Check each line of the records below and collect those that include the word "this".

/---

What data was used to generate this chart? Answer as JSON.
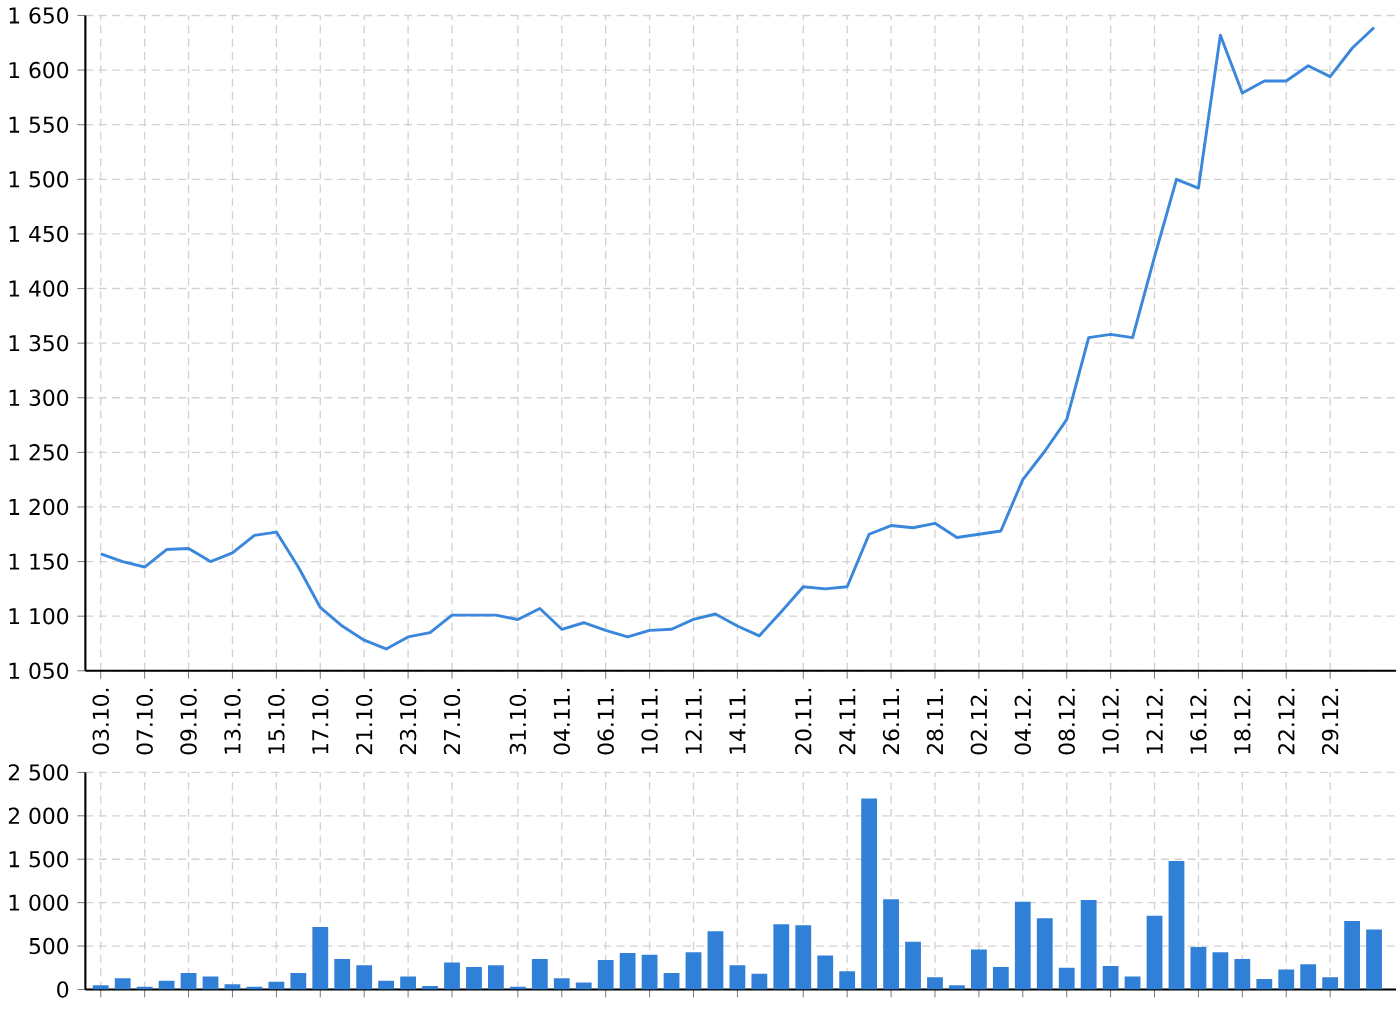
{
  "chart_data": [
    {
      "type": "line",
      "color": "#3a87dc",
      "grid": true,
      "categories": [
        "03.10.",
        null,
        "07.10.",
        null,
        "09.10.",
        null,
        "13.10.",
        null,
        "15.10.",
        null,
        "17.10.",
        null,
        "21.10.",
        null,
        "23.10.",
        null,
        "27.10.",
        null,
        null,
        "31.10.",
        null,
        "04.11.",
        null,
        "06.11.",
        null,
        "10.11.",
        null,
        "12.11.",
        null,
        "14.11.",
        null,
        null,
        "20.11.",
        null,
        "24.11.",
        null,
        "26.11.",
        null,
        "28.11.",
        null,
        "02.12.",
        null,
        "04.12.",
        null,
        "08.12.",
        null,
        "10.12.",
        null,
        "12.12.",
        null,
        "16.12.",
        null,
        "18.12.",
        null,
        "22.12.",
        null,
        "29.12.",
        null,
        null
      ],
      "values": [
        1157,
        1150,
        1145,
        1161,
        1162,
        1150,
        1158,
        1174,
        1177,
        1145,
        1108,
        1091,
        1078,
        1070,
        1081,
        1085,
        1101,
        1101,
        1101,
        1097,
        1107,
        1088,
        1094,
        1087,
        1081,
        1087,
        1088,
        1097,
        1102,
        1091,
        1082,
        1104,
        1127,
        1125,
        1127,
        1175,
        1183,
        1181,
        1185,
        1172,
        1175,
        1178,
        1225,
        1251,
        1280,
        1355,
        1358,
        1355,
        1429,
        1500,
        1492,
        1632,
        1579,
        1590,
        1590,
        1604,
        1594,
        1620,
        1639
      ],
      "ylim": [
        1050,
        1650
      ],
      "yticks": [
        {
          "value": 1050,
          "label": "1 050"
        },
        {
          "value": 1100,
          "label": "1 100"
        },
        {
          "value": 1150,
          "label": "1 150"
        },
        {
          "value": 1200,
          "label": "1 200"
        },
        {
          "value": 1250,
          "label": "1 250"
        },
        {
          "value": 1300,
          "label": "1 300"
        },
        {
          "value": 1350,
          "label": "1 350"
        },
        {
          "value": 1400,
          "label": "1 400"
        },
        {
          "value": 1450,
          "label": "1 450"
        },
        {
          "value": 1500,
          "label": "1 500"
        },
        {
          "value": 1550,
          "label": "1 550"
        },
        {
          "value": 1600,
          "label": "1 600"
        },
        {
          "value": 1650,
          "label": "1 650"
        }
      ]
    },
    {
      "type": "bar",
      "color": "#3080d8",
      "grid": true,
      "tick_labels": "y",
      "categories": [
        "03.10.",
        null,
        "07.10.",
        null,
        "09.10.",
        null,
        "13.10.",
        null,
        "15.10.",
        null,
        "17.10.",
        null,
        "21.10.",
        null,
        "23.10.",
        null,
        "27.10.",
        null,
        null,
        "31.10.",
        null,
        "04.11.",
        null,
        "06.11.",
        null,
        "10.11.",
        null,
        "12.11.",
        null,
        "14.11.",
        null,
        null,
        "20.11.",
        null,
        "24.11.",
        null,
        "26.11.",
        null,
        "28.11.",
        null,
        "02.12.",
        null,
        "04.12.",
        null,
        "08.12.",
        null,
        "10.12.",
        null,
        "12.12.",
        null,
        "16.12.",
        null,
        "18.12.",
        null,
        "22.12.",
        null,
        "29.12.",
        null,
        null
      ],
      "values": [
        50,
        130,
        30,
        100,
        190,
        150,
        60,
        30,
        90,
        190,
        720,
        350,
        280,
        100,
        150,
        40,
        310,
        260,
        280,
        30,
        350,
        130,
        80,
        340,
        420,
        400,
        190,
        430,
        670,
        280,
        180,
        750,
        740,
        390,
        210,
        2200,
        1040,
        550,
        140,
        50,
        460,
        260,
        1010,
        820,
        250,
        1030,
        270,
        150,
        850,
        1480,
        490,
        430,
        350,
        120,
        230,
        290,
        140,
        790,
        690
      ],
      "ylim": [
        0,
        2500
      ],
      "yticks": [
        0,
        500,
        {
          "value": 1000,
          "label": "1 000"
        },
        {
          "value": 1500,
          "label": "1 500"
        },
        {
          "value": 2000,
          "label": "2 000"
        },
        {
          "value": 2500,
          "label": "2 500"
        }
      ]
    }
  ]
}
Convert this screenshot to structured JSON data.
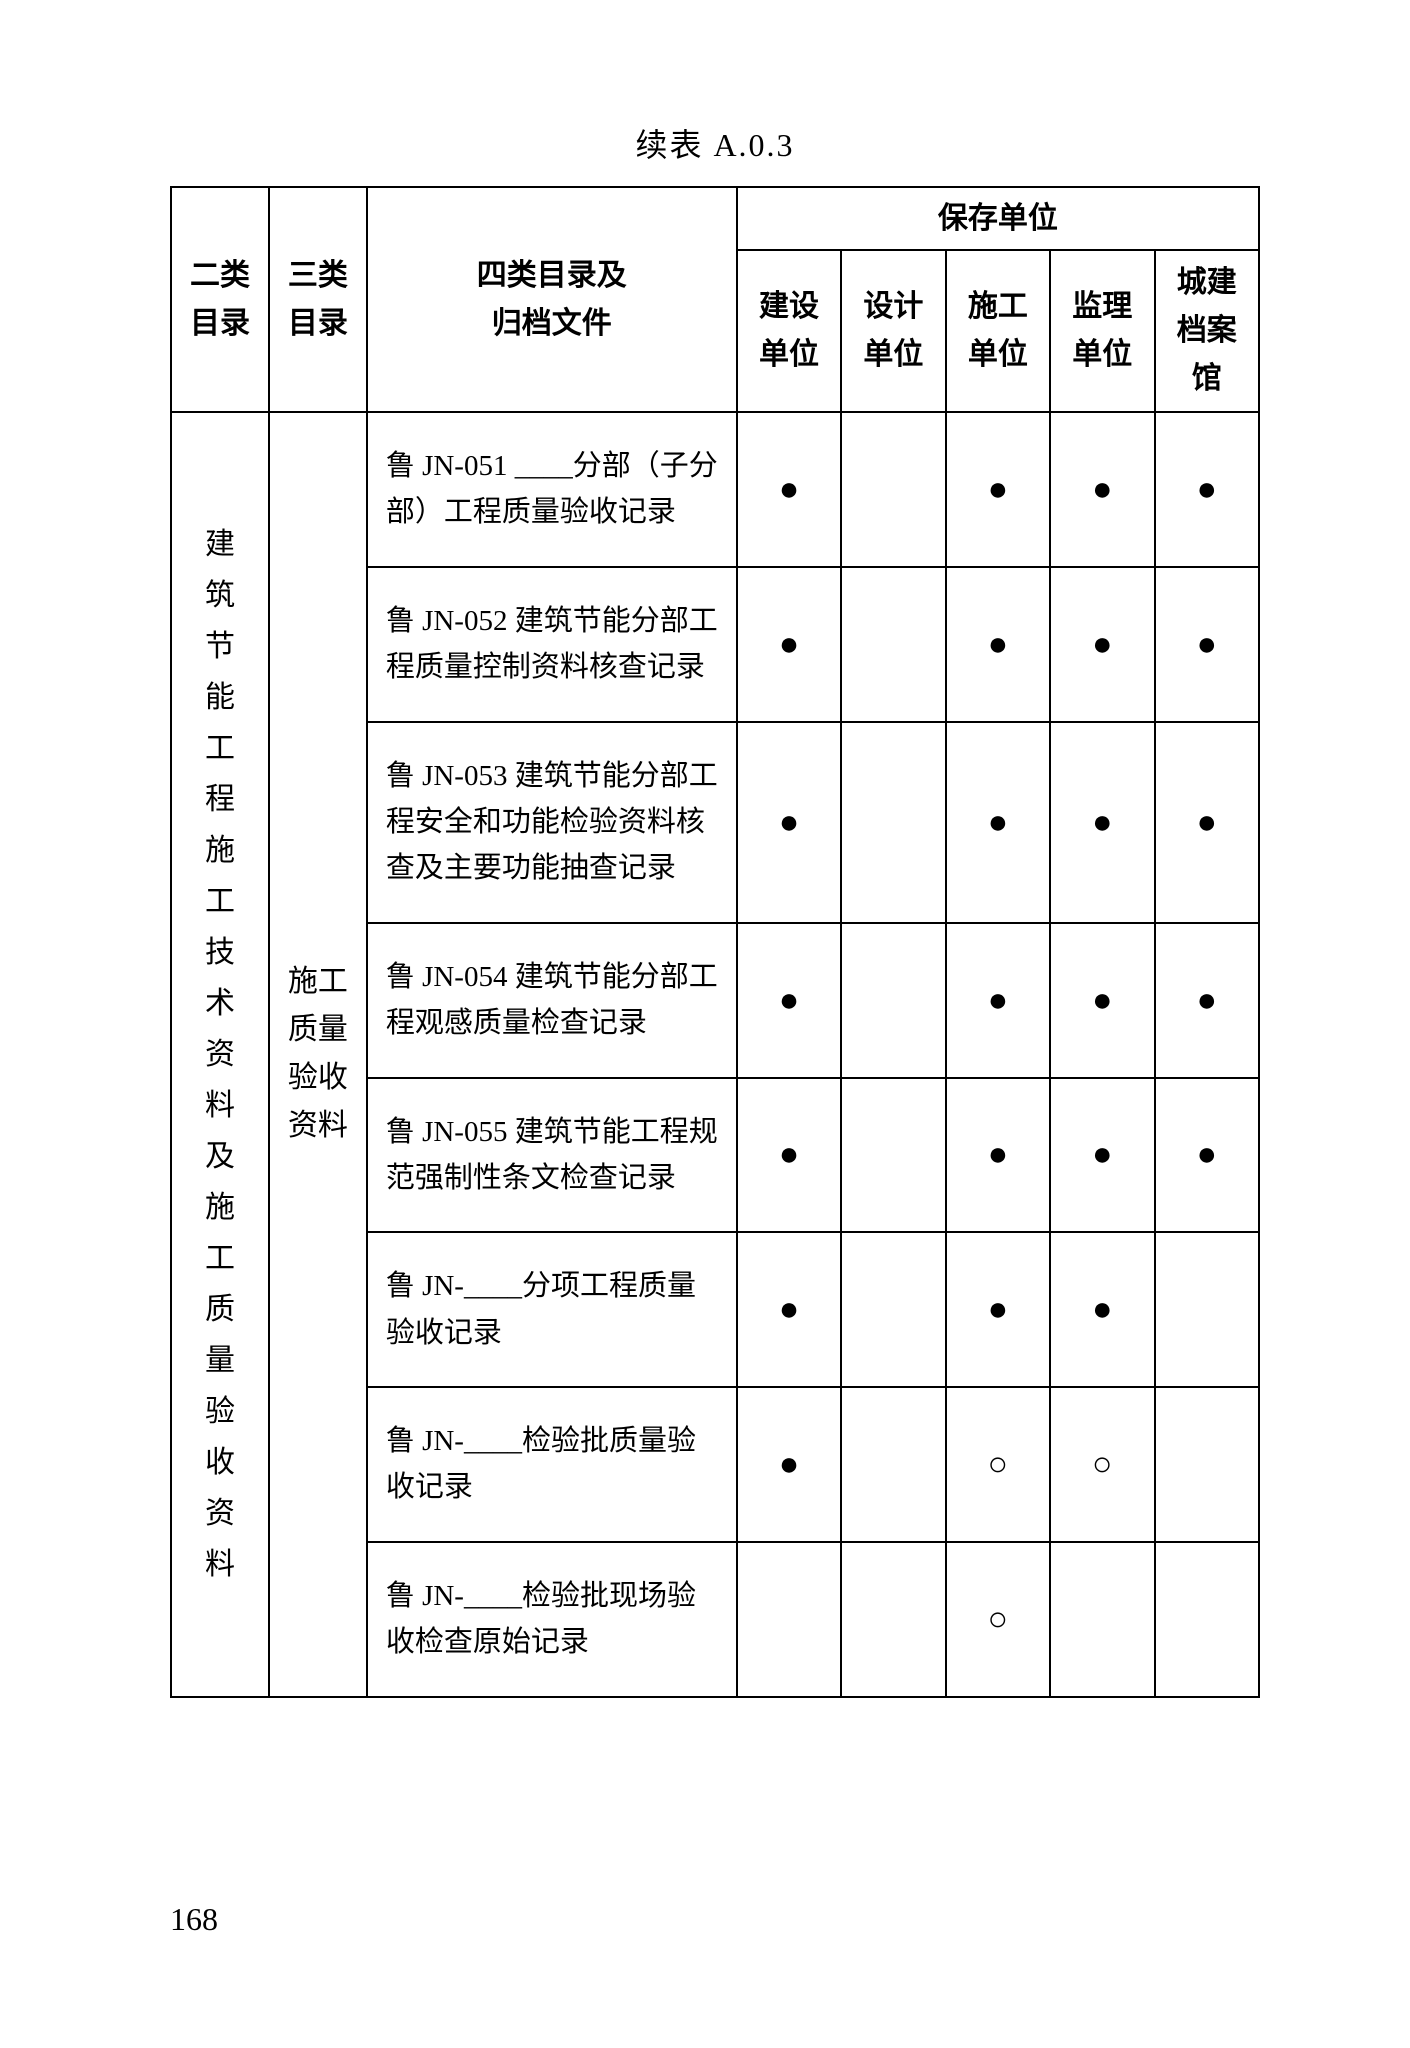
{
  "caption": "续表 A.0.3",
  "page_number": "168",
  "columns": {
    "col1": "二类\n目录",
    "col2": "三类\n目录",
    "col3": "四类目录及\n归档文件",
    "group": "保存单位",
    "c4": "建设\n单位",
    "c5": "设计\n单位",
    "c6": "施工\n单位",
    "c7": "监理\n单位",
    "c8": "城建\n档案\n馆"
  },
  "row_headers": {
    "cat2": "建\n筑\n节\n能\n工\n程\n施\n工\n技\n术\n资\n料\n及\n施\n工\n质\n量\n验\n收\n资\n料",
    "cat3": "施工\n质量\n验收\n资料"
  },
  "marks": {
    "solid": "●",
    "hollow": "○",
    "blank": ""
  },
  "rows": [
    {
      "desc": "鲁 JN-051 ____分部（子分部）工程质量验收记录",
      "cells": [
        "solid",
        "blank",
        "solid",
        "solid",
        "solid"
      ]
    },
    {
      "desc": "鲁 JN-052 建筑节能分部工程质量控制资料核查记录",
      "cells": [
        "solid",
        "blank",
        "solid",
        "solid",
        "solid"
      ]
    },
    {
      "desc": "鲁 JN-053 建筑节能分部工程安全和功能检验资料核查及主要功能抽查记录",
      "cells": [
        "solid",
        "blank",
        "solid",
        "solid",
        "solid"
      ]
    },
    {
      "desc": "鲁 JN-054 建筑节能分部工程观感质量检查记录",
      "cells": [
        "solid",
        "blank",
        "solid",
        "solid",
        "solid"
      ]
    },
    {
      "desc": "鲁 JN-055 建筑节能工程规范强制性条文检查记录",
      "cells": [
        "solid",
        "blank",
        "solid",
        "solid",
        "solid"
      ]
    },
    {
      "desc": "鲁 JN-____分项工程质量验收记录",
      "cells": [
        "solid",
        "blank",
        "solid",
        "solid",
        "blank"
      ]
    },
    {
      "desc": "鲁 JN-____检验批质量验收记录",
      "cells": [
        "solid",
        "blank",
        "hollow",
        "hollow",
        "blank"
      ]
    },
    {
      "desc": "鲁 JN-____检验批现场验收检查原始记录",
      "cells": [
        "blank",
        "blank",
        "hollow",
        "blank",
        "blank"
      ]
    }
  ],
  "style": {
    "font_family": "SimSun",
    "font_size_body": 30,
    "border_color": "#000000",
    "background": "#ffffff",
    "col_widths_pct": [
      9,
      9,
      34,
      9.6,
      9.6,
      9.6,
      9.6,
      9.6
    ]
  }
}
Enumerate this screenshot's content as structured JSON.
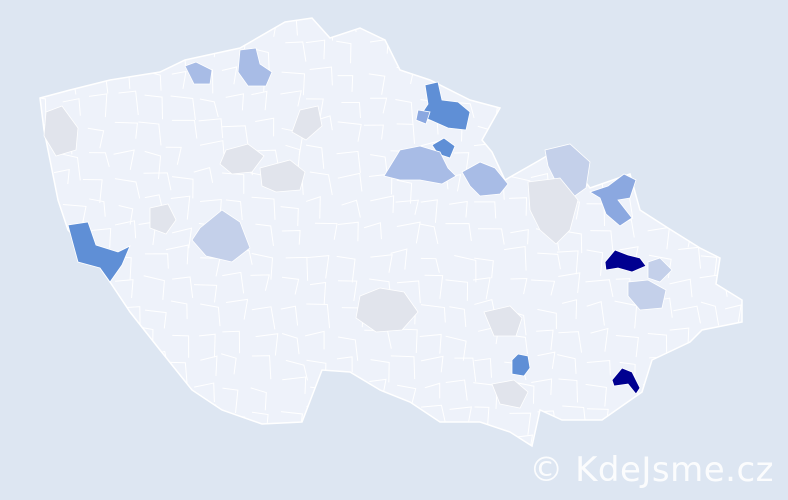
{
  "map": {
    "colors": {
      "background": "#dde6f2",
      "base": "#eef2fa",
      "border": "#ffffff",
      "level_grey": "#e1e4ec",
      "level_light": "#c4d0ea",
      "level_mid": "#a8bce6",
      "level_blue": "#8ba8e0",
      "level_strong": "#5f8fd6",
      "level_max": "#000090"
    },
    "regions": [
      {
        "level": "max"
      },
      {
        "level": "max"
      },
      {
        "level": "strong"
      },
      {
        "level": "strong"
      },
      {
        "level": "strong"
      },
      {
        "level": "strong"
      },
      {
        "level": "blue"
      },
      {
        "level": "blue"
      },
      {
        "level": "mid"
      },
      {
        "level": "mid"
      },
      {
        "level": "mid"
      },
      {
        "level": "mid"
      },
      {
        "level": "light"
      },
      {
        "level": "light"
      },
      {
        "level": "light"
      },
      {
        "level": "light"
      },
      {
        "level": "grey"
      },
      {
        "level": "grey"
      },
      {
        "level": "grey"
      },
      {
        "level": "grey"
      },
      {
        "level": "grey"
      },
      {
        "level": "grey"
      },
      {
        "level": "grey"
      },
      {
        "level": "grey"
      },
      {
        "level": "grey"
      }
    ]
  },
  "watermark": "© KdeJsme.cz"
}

\---

— Task response —
What data was used to generate this chart? Answer as JSON.
Convert this screenshot to structured JSON data.
Enumerate this screenshot's content as structured JSON.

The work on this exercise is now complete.